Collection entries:

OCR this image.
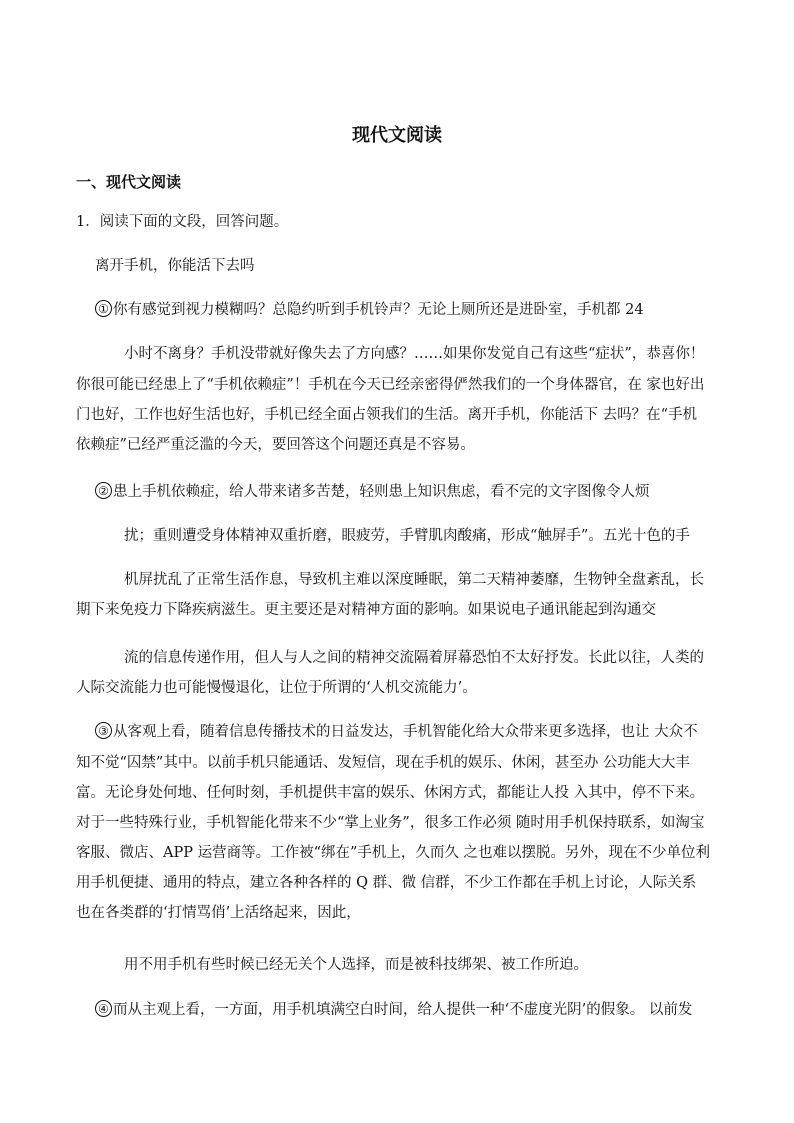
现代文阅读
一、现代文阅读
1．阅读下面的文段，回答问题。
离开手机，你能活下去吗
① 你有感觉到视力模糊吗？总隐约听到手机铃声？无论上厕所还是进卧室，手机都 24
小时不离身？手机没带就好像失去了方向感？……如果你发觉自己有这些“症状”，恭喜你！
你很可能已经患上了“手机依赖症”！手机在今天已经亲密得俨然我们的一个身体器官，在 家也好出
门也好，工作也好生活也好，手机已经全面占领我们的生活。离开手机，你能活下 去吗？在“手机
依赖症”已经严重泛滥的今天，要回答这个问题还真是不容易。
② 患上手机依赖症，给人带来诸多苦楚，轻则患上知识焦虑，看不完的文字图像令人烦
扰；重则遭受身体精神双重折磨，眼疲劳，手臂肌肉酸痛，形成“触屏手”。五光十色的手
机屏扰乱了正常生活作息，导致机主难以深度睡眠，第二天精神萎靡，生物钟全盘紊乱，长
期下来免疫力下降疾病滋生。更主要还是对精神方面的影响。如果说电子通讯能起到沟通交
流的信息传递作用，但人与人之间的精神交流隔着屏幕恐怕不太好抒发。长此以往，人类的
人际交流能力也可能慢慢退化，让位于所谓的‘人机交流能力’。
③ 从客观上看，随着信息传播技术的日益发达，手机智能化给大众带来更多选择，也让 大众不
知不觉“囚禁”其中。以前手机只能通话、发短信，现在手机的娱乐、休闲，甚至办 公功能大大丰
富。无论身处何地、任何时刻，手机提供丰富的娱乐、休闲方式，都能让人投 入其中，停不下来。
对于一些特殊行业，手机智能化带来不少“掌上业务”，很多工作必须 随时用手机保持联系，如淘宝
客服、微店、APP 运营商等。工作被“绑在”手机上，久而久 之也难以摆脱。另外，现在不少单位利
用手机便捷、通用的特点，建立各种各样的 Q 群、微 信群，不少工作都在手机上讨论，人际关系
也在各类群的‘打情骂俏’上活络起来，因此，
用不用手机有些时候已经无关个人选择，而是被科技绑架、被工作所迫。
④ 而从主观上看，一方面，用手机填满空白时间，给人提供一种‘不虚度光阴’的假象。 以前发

Task requirements: Without the pictures, copy the material exactly as given.

The output:
OCR this image.
现代文阅读
一、现代文阅读
1．阅读下面的文段，回答问题。
离开手机，你能活下去吗
① 你有感觉到视力模糊吗？总隐约听到手机铃声？无论上厕所还是进卧室，手机都 24
小时不离身？手机没带就好像失去了方向感？……如果你发觉自己有这些“症状”，恭喜你！
你很可能已经患上了“手机依赖症”！手机在今天已经亲密得俨然我们的一个身体器官，在 家也好出
门也好，工作也好生活也好，手机已经全面占领我们的生活。离开手机，你能活下 去吗？在“手机
依赖症”已经严重泛滥的今天，要回答这个问题还真是不容易。
② 患上手机依赖症，给人带来诸多苦楚，轻则患上知识焦虑，看不完的文字图像令人烦
扰；重则遭受身体精神双重折磨，眼疲劳，手臂肌肉酸痛，形成“触屏手”。五光十色的手
机屏扰乱了正常生活作息，导致机主难以深度睡眠，第二天精神萎靡，生物钟全盘紊乱，长
期下来免疫力下降疾病滋生。更主要还是对精神方面的影响。如果说电子通讯能起到沟通交
流的信息传递作用，但人与人之间的精神交流隔着屏幕恐怕不太好抒发。长此以往，人类的
人际交流能力也可能慢慢退化，让位于所谓的‘人机交流能力’。
③ 从客观上看，随着信息传播技术的日益发达，手机智能化给大众带来更多选择，也让 大众不
知不觉“囚禁”其中。以前手机只能通话、发短信，现在手机的娱乐、休闲，甚至办 公功能大大丰
富。无论身处何地、任何时刻，手机提供丰富的娱乐、休闲方式，都能让人投 入其中，停不下来。
对于一些特殊行业，手机智能化带来不少“掌上业务”，很多工作必须 随时用手机保持联系，如淘宝
客服、微店、APP 运营商等。工作被“绑在”手机上，久而久 之也难以摆脱。另外，现在不少单位利
用手机便捷、通用的特点，建立各种各样的 Q 群、微 信群，不少工作都在手机上讨论，人际关系
也在各类群的‘打情骂俏’上活络起来，因此，
用不用手机有些时候已经无关个人选择，而是被科技绑架、被工作所迫。
④ 而从主观上看，一方面，用手机填满空白时间，给人提供一种‘不虚度光阴’的假象。 以前发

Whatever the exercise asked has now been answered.